_TASK STATEMENT_. Send each entry back exactly as given, pictures excluded.

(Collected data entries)
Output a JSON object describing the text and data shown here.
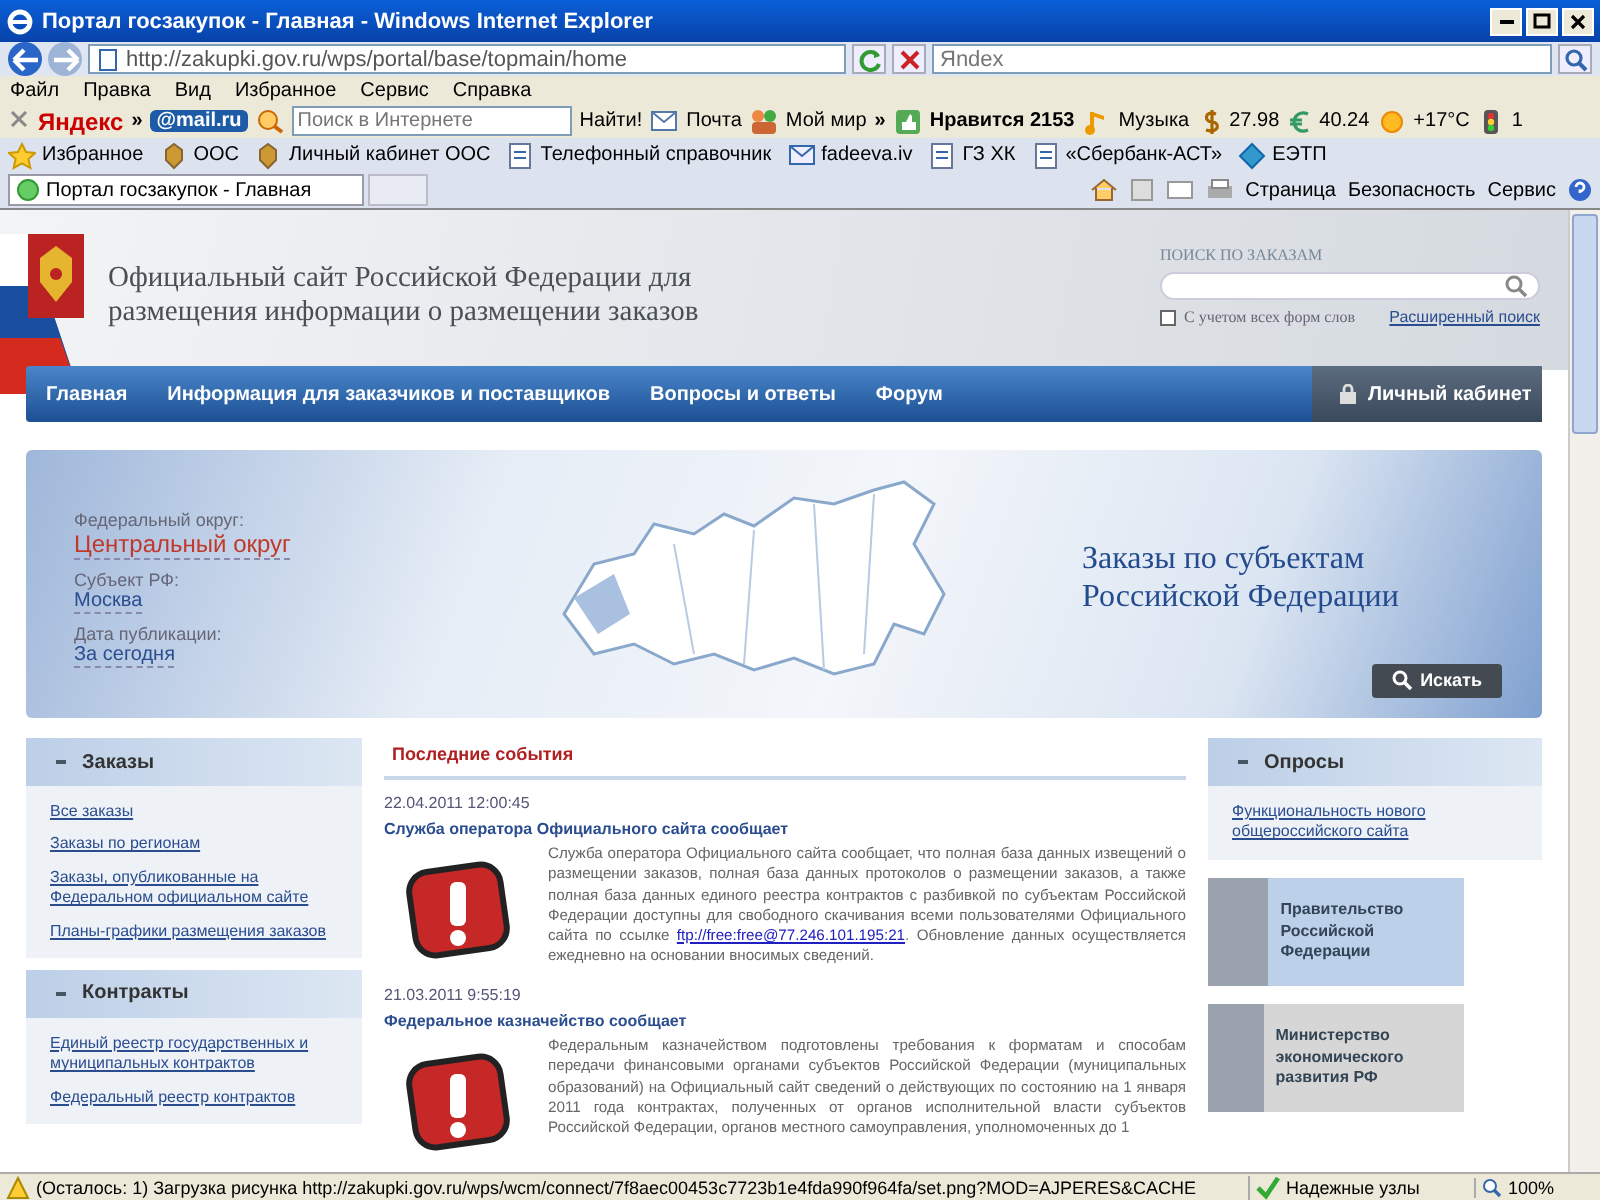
{
  "window": {
    "title": "Портал госзакупок - Главная - Windows Internet Explorer"
  },
  "address_bar": {
    "url": "http://zakupki.gov.ru/wps/portal/base/topmain/home",
    "search_placeholder": "Яndex"
  },
  "menu": [
    "Файл",
    "Правка",
    "Вид",
    "Избранное",
    "Сервис",
    "Справка"
  ],
  "toolbar": [
    {
      "kind": "brand",
      "label": "Яндекс"
    },
    {
      "kind": "chevron",
      "label": "»"
    },
    {
      "kind": "mail",
      "label": "@mail.ru"
    },
    {
      "kind": "search",
      "placeholder": "Поиск в Интернете"
    },
    {
      "kind": "plain",
      "label": "Найти!"
    },
    {
      "kind": "mailbox",
      "label": "Почта"
    },
    {
      "kind": "people",
      "label": "Мой мир"
    },
    {
      "kind": "chevron",
      "label": "»"
    },
    {
      "kind": "like",
      "label": "Нравится 2153"
    },
    {
      "kind": "music",
      "label": "Музыка"
    },
    {
      "kind": "dollar",
      "label": "27.98"
    },
    {
      "kind": "euro",
      "label": "40.24"
    },
    {
      "kind": "sun",
      "label": "+17°C"
    },
    {
      "kind": "traffic",
      "label": "1"
    }
  ],
  "favorites": [
    {
      "kind": "star",
      "label": "Избранное"
    },
    {
      "kind": "emblem",
      "label": "ООС"
    },
    {
      "kind": "emblem",
      "label": "Личный кабинет ООС"
    },
    {
      "kind": "page",
      "label": "Телефонный справочник"
    },
    {
      "kind": "mail",
      "label": "fadeeva.iv"
    },
    {
      "kind": "page",
      "label": "ГЗ ХК"
    },
    {
      "kind": "page",
      "label": "«Сбербанк-АСТ»"
    },
    {
      "kind": "diamond",
      "label": "ЕЭТП"
    }
  ],
  "tab": {
    "title": "Портал госзакупок - Главная"
  },
  "command_bar": [
    "Страница",
    "Безопасность",
    "Сервис"
  ],
  "site": {
    "title": "Официальный сайт Российской Федерации для размещения информации о размещении заказов",
    "search": {
      "label": "ПОИСК ПО ЗАКАЗАМ",
      "option": "С учетом всех форм слов",
      "checked": false,
      "advanced": "Расширенный поиск"
    },
    "nav": [
      {
        "label": "Главная"
      },
      {
        "label": "Информация для заказчиков и поставщиков"
      },
      {
        "label": "Вопросы и ответы"
      },
      {
        "label": "Форум"
      }
    ],
    "cabinet": "Личный кабинет",
    "banner": {
      "fields": [
        {
          "label": "Федеральный округ:",
          "value": "Центральный округ",
          "kind": "accent"
        },
        {
          "label": "Субъект РФ:",
          "value": "Москва",
          "kind": "link"
        },
        {
          "label": "Дата публикации:",
          "value": "За сегодня",
          "kind": "link"
        }
      ],
      "title": "Заказы по субъектам Российской Федерации",
      "button": "Искать"
    },
    "sidebar": [
      {
        "title": "Заказы",
        "links": [
          "Все заказы",
          "Заказы по регионам",
          "Заказы, опубликованные на Федеральном официальном сайте",
          "Планы-графики размещения заказов"
        ]
      },
      {
        "title": "Контракты",
        "links": [
          "Единый реестр государственных и муниципальных контрактов",
          "Федеральный реестр контрактов"
        ]
      }
    ],
    "news": {
      "title": "Последние события",
      "items": [
        {
          "date": "22.04.2011 12:00:45",
          "headline": "Служба оператора Официального сайта сообщает",
          "text": "Служба оператора Официального сайта сообщает, что полная база данных извещений о размещении заказов, полная база данных протоколов о размещении заказов, а также полная база данных единого реестра контрактов с разбивкой по субъектам Российской Федерации доступны для свободного скачивания всеми пользователями Официального сайта по ссылке",
          "link": "ftp://free:free@77.246.101.195:21",
          "text_after": ". Обновление данных осуществляется ежедневно на основании вносимых сведений."
        },
        {
          "date": "21.03.2011 9:55:19",
          "headline": "Федеральное казначейство сообщает",
          "text": "Федеральным казначейством подготовлены требования к форматам и способам передачи финансовыми органами субъектов Российской Федерации (муниципальных образований) на Официальный сайт сведений о действующих по состоянию на 1 января 2011 года контрактах, полученных от органов исполнительной власти субъектов Российской Федерации, органов местного самоуправления, уполномоченных до 1"
        }
      ]
    },
    "polls": {
      "title": "Опросы",
      "links": [
        "Функциональность нового общероссийского сайта"
      ]
    },
    "promos": [
      {
        "label": "Правительство Российской Федерации",
        "kind": "blue"
      },
      {
        "label": "Министерство экономического развития РФ",
        "kind": "grey"
      }
    ]
  },
  "status_bar": {
    "text": "(Осталось: 1) Загрузка рисунка http://zakupki.gov.ru/wps/wcm/connect/7f8aec00453c7723b1e4fda990f964fa/set.png?MOD=AJPERES&CACHE",
    "zone": "Надежные узлы",
    "zoom": "100%"
  }
}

_OUTPUT FOR THIS EXERCISE_.
Output a JSON object describing the text and data shown here.
{
  "window": {
    "title": "Портал госзакупок - Главная - Windows Internet Explorer"
  },
  "address_bar": {
    "url": "http://zakupki.gov.ru/wps/portal/base/topmain/home",
    "search_placeholder": "Яndex"
  },
  "menu": [
    "Файл",
    "Правка",
    "Вид",
    "Избранное",
    "Сервис",
    "Справка"
  ],
  "toolbar": [
    {
      "kind": "brand",
      "label": "Яндекс"
    },
    {
      "kind": "chevron",
      "label": "»"
    },
    {
      "kind": "mail",
      "label": "@mail.ru"
    },
    {
      "kind": "search",
      "placeholder": "Поиск в Интернете"
    },
    {
      "kind": "plain",
      "label": "Найти!"
    },
    {
      "kind": "mailbox",
      "label": "Почта"
    },
    {
      "kind": "people",
      "label": "Мой мир"
    },
    {
      "kind": "chevron",
      "label": "»"
    },
    {
      "kind": "like",
      "label": "Нравится 2153"
    },
    {
      "kind": "music",
      "label": "Музыка"
    },
    {
      "kind": "dollar",
      "label": "27.98"
    },
    {
      "kind": "euro",
      "label": "40.24"
    },
    {
      "kind": "sun",
      "label": "+17°C"
    },
    {
      "kind": "traffic",
      "label": "1"
    }
  ],
  "favorites": [
    {
      "kind": "star",
      "label": "Избранное"
    },
    {
      "kind": "emblem",
      "label": "ООС"
    },
    {
      "kind": "emblem",
      "label": "Личный кабинет ООС"
    },
    {
      "kind": "page",
      "label": "Телефонный справочник"
    },
    {
      "kind": "mail",
      "label": "fadeeva.iv"
    },
    {
      "kind": "page",
      "label": "ГЗ ХК"
    },
    {
      "kind": "page",
      "label": "«Сбербанк-АСТ»"
    },
    {
      "kind": "diamond",
      "label": "ЕЭТП"
    }
  ],
  "tab": {
    "title": "Портал госзакупок - Главная"
  },
  "command_bar": [
    "Страница",
    "Безопасность",
    "Сервис"
  ],
  "site": {
    "title": "Официальный сайт Российской Федерации для размещения информации о размещении заказов",
    "search": {
      "label": "ПОИСК ПО ЗАКАЗАМ",
      "option": "С учетом всех форм слов",
      "checked": false,
      "advanced": "Расширенный поиск"
    },
    "nav": [
      {
        "label": "Главная"
      },
      {
        "label": "Информация для заказчиков и поставщиков"
      },
      {
        "label": "Вопросы и ответы"
      },
      {
        "label": "Форум"
      }
    ],
    "cabinet": "Личный кабинет",
    "banner": {
      "fields": [
        {
          "label": "Федеральный округ:",
          "value": "Центральный округ",
          "kind": "accent"
        },
        {
          "label": "Субъект РФ:",
          "value": "Москва",
          "kind": "link"
        },
        {
          "label": "Дата публикации:",
          "value": "За сегодня",
          "kind": "link"
        }
      ],
      "title": "Заказы по субъектам Российской Федерации",
      "button": "Искать"
    },
    "sidebar": [
      {
        "title": "Заказы",
        "links": [
          "Все заказы",
          "Заказы по регионам",
          "Заказы, опубликованные на Федеральном официальном сайте",
          "Планы-графики размещения заказов"
        ]
      },
      {
        "title": "Контракты",
        "links": [
          "Единый реестр государственных и муниципальных контрактов",
          "Федеральный реестр контрактов"
        ]
      }
    ],
    "news": {
      "title": "Последние события",
      "items": [
        {
          "date": "22.04.2011 12:00:45",
          "headline": "Служба оператора Официального сайта сообщает",
          "text": "Служба оператора Официального сайта сообщает, что полная база данных извещений о размещении заказов, полная база данных протоколов о размещении заказов, а также полная база данных единого реестра контрактов с разбивкой по субъектам Российской Федерации доступны для свободного скачивания всеми пользователями Официального сайта по ссылке",
          "link": "ftp://free:free@77.246.101.195:21",
          "text_after": ". Обновление данных осуществляется ежедневно на основании вносимых сведений."
        },
        {
          "date": "21.03.2011 9:55:19",
          "headline": "Федеральное казначейство сообщает",
          "text": "Федеральным казначейством подготовлены требования к форматам и способам передачи финансовыми органами субъектов Российской Федерации (муниципальных образований) на Официальный сайт сведений о действующих по состоянию на 1 января 2011 года контрактах, полученных от органов исполнительной власти субъектов Российской Федерации, органов местного самоуправления, уполномоченных до 1"
        }
      ]
    },
    "polls": {
      "title": "Опросы",
      "links": [
        "Функциональность нового общероссийского сайта"
      ]
    },
    "promos": [
      {
        "label": "Правительство Российской Федерации",
        "kind": "blue"
      },
      {
        "label": "Министерство экономического развития РФ",
        "kind": "grey"
      }
    ]
  },
  "status_bar": {
    "text": "(Осталось: 1) Загрузка рисунка http://zakupki.gov.ru/wps/wcm/connect/7f8aec00453c7723b1e4fda990f964fa/set.png?MOD=AJPERES&CACHE",
    "zone": "Надежные узлы",
    "zoom": "100%"
  }
}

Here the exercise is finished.